> Material for the task
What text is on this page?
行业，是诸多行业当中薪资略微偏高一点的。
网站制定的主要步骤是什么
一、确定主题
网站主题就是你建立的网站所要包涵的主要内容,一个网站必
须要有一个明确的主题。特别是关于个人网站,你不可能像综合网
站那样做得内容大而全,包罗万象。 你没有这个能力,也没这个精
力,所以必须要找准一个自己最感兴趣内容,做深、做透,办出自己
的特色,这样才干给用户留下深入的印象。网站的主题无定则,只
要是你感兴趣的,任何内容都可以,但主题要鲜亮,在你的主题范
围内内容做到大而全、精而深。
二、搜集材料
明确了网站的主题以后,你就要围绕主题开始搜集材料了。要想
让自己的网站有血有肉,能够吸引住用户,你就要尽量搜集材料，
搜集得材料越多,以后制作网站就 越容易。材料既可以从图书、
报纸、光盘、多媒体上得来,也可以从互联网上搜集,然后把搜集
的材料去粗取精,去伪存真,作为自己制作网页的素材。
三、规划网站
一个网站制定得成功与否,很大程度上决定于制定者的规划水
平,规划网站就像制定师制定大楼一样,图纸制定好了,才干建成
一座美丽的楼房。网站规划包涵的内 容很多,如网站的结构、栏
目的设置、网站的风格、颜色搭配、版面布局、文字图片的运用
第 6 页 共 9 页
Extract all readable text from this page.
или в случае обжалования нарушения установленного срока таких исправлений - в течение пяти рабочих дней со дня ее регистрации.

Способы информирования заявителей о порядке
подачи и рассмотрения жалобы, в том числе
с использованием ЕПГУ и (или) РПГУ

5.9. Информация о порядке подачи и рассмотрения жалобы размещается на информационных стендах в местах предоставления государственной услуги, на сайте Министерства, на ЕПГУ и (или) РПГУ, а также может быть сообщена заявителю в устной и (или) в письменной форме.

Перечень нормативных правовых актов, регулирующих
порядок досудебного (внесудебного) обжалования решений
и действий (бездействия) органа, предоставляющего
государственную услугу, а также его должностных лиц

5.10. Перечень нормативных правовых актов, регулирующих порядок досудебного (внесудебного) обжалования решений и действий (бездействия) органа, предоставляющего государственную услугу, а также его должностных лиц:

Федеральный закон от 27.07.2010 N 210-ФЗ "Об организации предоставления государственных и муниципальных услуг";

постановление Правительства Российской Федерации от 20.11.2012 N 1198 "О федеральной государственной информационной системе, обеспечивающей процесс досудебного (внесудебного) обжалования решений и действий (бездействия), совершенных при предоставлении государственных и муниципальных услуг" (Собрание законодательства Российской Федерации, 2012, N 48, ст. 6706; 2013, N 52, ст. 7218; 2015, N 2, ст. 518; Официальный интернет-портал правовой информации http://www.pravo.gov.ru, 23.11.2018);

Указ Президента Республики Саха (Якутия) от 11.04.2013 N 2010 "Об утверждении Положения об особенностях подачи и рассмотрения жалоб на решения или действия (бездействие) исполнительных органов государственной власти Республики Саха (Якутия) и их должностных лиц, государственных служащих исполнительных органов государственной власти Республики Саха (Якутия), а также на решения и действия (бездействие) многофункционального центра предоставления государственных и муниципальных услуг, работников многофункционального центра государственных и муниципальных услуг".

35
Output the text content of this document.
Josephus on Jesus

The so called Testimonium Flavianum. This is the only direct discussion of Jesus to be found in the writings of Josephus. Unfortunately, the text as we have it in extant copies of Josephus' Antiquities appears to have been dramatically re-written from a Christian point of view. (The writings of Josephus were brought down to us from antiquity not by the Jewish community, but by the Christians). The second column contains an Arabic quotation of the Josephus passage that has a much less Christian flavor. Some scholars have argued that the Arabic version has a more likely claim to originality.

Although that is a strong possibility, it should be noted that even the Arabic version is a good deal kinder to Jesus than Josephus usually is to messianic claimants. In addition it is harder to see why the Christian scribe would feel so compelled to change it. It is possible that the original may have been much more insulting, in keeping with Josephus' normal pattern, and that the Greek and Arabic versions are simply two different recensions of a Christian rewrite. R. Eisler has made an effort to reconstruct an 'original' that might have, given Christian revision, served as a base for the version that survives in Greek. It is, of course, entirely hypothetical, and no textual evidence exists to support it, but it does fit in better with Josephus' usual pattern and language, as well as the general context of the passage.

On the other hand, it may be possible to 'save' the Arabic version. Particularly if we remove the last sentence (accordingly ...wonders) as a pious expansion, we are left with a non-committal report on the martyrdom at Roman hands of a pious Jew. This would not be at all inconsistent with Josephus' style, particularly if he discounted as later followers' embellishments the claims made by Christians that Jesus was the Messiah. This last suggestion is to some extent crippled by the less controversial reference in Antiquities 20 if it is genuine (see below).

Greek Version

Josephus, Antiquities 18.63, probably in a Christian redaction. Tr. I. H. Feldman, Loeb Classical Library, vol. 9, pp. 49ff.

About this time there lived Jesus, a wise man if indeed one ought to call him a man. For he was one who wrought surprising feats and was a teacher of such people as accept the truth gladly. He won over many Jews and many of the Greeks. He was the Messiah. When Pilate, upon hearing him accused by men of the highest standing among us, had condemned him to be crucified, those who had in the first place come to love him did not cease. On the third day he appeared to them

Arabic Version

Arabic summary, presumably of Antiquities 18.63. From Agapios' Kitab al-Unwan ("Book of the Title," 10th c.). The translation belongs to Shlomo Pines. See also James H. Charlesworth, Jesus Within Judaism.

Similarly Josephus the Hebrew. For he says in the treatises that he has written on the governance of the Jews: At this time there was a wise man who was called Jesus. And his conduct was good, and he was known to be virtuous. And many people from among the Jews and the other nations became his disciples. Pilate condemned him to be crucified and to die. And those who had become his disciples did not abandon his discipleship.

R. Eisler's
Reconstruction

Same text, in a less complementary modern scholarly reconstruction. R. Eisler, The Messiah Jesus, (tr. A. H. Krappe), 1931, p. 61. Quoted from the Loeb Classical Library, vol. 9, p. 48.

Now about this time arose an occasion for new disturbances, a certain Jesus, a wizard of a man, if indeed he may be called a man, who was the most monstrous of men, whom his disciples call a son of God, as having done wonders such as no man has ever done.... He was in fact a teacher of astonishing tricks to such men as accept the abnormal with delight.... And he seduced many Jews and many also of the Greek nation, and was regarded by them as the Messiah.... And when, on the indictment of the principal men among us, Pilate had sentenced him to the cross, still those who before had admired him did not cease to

> Task requirements
From the records above, extract every entry exactly as given.

> Response to the exercise
What text is on this page?
行业，是诸多行业当中薪资略微偏高一点的。
网站制定的主要步骤是什么
一、确定主题
网站主题就是你建立的网站所要包涵的主要内容,一个网站必
须要有一个明确的主题。特别是关于个人网站,你不可能像综合网
站那样做得内容大而全,包罗万象。 你没有这个能力,也没这个精
力,所以必须要找准一个自己最感兴趣内容,做深、做透,办出自己
的特色,这样才干给用户留下深入的印象。网站的主题无定则,只
要是你感兴趣的,任何内容都可以,但主题要鲜亮,在你的主题范
围内内容做到大而全、精而深。
二、搜集材料
明确了网站的主题以后,你就要围绕主题开始搜集材料了。要想
让自己的网站有血有肉,能够吸引住用户,你就要尽量搜集材料，
搜集得材料越多,以后制作网站就 越容易。材料既可以从图书、
报纸、光盘、多媒体上得来,也可以从互联网上搜集,然后把搜集
的材料去粗取精,去伪存真,作为自己制作网页的素材。
三、规划网站
一个网站制定得成功与否,很大程度上决定于制定者的规划水
平,规划网站就像制定师制定大楼一样,图纸制定好了,才干建成
一座美丽的楼房。网站规划包涵的内 容很多,如网站的结构、栏
目的设置、网站的风格、颜色搭配、版面布局、文字图片的运用
第 6 页 共 9 页
Extract all readable text from this page.
или в случае обжалования нарушения установленного срока таких исправлений - в течение пяти рабочих дней со дня ее регистрации.

Способы информирования заявителей о порядке
подачи и рассмотрения жалобы, в том числе
с использованием ЕПГУ и (или) РПГУ

5.9. Информация о порядке подачи и рассмотрения жалобы размещается на информационных стендах в местах предоставления государственной услуги, на сайте Министерства, на ЕПГУ и (или) РПГУ, а также может быть сообщена заявителю в устной и (или) в письменной форме.

Перечень нормативных правовых актов, регулирующих
порядок досудебного (внесудебного) обжалования решений
и действий (бездействия) органа, предоставляющего
государственную услугу, а также его должностных лиц

5.10. Перечень нормативных правовых актов, регулирующих порядок досудебного (внесудебного) обжалования решений и действий (бездействия) органа, предоставляющего государственную услугу, а также его должностных лиц:

Федеральный закон от 27.07.2010 N 210-ФЗ "Об организации предоставления государственных и муниципальных услуг";

постановление Правительства Российской Федерации от 20.11.2012 N 1198 "О федеральной государственной информационной системе, обеспечивающей процесс досудебного (внесудебного) обжалования решений и действий (бездействия), совершенных при предоставлении государственных и муниципальных услуг" (Собрание законодательства Российской Федерации, 2012, N 48, ст. 6706; 2013, N 52, ст. 7218; 2015, N 2, ст. 518; Официальный интернет-портал правовой информации http://www.pravo.gov.ru, 23.11.2018);

Указ Президента Республики Саха (Якутия) от 11.04.2013 N 2010 "Об утверждении Положения об особенностях подачи и рассмотрения жалоб на решения или действия (бездействие) исполнительных органов государственной власти Республики Саха (Якутия) и их должностных лиц, государственных служащих исполнительных органов государственной власти Республики Саха (Якутия), а также на решения и действия (бездействие) многофункционального центра предоставления государственных и муниципальных услуг, работников многофункционального центра государственных и муниципальных услуг".

35
Output the text content of this document.
Josephus on Jesus

The so called Testimonium Flavianum. This is the only direct discussion of Jesus to be found in the writings of Josephus. Unfortunately, the text as we have it in extant copies of Josephus' Antiquities appears to have been dramatically re-written from a Christian point of view. (The writings of Josephus were brought down to us from antiquity not by the Jewish community, but by the Christians). The second column contains an Arabic quotation of the Josephus passage that has a much less Christian flavor. Some scholars have argued that the Arabic version has a more likely claim to originality.

Although that is a strong possibility, it should be noted that even the Arabic version is a good deal kinder to Jesus than Josephus usually is to messianic claimants. In addition it is harder to see why the Christian scribe would feel so compelled to change it. It is possible that the original may have been much more insulting, in keeping with Josephus' normal pattern, and that the Greek and Arabic versions are simply two different recensions of a Christian rewrite. R. Eisler has made an effort to reconstruct an 'original' that might have, given Christian revision, served as a base for the version that survives in Greek. It is, of course, entirely hypothetical, and no textual evidence exists to support it, but it does fit in better with Josephus' usual pattern and language, as well as the general context of the passage.

On the other hand, it may be possible to 'save' the Arabic version. Particularly if we remove the last sentence (accordingly ...wonders) as a pious expansion, we are left with a non-committal report on the martyrdom at Roman hands of a pious Jew. This would not be at all inconsistent with Josephus' style, particularly if he discounted as later followers' embellishments the claims made by Christians that Jesus was the Messiah. This last suggestion is to some extent crippled by the less controversial reference in Antiquities 20 if it is genuine (see below).

Greek Version

Josephus, Antiquities 18.63, probably in a Christian redaction. Tr. I. H. Feldman, Loeb Classical Library, vol. 9, pp. 49ff.

About this time there lived Jesus, a wise man if indeed one ought to call him a man. For he was one who wrought surprising feats and was a teacher of such people as accept the truth gladly. He won over many Jews and many of the Greeks. He was the Messiah. When Pilate, upon hearing him accused by men of the highest standing among us, had condemned him to be crucified, those who had in the first place come to love him did not cease. On the third day he appeared to them

Arabic Version

Arabic summary, presumably of Antiquities 18.63. From Agapios' Kitab al-Unwan ("Book of the Title," 10th c.). The translation belongs to Shlomo Pines. See also James H. Charlesworth, Jesus Within Judaism.

Similarly Josephus the Hebrew. For he says in the treatises that he has written on the governance of the Jews: At this time there was a wise man who was called Jesus. And his conduct was good, and he was known to be virtuous. And many people from among the Jews and the other nations became his disciples. Pilate condemned him to be crucified and to die. And those who had become his disciples did not abandon his discipleship.

R. Eisler's
Reconstruction

Same text, in a less complementary modern scholarly reconstruction. R. Eisler, The Messiah Jesus, (tr. A. H. Krappe), 1931, p. 61. Quoted from the Loeb Classical Library, vol. 9, p. 48.

Now about this time arose an occasion for new disturbances, a certain Jesus, a wizard of a man, if indeed he may be called a man, who was the most monstrous of men, whom his disciples call a son of God, as having done wonders such as no man has ever done.... He was in fact a teacher of astonishing tricks to such men as accept the abnormal with delight.... And he seduced many Jews and many also of the Greek nation, and was regarded by them as the Messiah.... And when, on the indictment of the principal men among us, Pilate had sentenced him to the cross, still those who before had admired him did not cease to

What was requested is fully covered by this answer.